==== Data records ====
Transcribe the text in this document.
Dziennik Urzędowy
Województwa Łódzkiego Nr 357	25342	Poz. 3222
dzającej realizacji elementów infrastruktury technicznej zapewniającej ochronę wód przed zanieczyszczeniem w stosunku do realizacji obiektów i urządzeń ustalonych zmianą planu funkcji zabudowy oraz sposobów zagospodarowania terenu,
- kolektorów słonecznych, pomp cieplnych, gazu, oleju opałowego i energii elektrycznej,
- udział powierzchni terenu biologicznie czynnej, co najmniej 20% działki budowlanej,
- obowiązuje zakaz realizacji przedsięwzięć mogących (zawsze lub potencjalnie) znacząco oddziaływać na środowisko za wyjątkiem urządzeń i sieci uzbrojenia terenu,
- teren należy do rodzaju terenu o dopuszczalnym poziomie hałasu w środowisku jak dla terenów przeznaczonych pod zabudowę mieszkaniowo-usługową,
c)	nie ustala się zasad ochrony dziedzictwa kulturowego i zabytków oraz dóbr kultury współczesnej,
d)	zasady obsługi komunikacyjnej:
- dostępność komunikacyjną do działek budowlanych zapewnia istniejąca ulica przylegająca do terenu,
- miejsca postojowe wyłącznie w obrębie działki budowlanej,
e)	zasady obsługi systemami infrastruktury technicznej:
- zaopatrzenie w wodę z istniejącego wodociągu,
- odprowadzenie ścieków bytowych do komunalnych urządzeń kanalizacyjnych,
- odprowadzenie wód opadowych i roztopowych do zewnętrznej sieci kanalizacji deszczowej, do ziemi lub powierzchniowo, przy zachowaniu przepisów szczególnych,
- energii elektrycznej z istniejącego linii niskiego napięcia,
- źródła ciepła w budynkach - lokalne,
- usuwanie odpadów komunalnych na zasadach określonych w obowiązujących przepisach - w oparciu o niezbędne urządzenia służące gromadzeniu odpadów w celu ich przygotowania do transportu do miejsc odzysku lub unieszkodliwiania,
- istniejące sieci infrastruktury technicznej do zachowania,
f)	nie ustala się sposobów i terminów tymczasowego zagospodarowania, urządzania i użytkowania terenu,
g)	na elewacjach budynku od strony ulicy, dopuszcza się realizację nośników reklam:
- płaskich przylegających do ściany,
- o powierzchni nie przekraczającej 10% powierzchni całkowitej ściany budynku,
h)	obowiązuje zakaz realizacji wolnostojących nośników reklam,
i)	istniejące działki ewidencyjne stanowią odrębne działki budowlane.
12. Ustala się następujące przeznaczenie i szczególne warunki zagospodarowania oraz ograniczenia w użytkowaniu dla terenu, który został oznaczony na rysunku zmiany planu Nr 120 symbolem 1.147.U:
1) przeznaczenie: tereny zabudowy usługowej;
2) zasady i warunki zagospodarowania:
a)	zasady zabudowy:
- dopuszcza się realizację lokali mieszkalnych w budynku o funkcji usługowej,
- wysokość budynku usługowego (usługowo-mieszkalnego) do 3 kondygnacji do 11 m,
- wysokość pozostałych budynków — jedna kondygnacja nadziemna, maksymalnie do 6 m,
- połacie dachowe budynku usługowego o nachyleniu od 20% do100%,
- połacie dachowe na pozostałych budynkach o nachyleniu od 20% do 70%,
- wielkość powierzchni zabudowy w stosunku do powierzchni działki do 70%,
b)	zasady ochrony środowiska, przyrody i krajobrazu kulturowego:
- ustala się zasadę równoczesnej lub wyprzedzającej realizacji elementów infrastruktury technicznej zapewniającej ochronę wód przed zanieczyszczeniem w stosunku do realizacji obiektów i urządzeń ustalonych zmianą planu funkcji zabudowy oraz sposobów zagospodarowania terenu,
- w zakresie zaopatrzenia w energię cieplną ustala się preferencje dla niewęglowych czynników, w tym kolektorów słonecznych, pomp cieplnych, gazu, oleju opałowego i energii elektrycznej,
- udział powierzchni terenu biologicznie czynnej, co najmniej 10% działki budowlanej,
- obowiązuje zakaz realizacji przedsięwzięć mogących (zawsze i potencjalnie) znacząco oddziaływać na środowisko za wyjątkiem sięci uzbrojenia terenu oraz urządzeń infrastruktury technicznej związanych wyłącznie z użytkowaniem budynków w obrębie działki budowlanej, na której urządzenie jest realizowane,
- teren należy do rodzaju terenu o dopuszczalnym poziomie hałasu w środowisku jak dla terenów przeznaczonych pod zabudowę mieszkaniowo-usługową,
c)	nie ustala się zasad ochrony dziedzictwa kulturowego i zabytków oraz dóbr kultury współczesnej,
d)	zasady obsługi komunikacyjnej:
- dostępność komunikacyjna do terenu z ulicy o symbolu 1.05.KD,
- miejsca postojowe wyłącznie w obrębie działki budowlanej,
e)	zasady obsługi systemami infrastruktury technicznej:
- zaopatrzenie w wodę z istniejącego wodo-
====
- Required task
Pull out every line above that holds the word "zapewniającej".

- Worked solution
dzającej realizacji elementów infrastruktury technicznej zapewniającej ochronę wód przed zanieczyszczeniem w stosunku do realizacji obiektów i urządzeń ustalonych zmianą planu funkcji zabudowy oraz sposobów zagospodarowania terenu,
- ustala się zasadę równoczesnej lub wyprzedzającej realizacji elementów infrastruktury technicznej zapewniającej ochronę wód przed zanieczyszczeniem w stosunku do realizacji obiektów i urządzeń ustalonych zmianą planu funkcji zabudowy oraz sposobów zagospodarowania terenu,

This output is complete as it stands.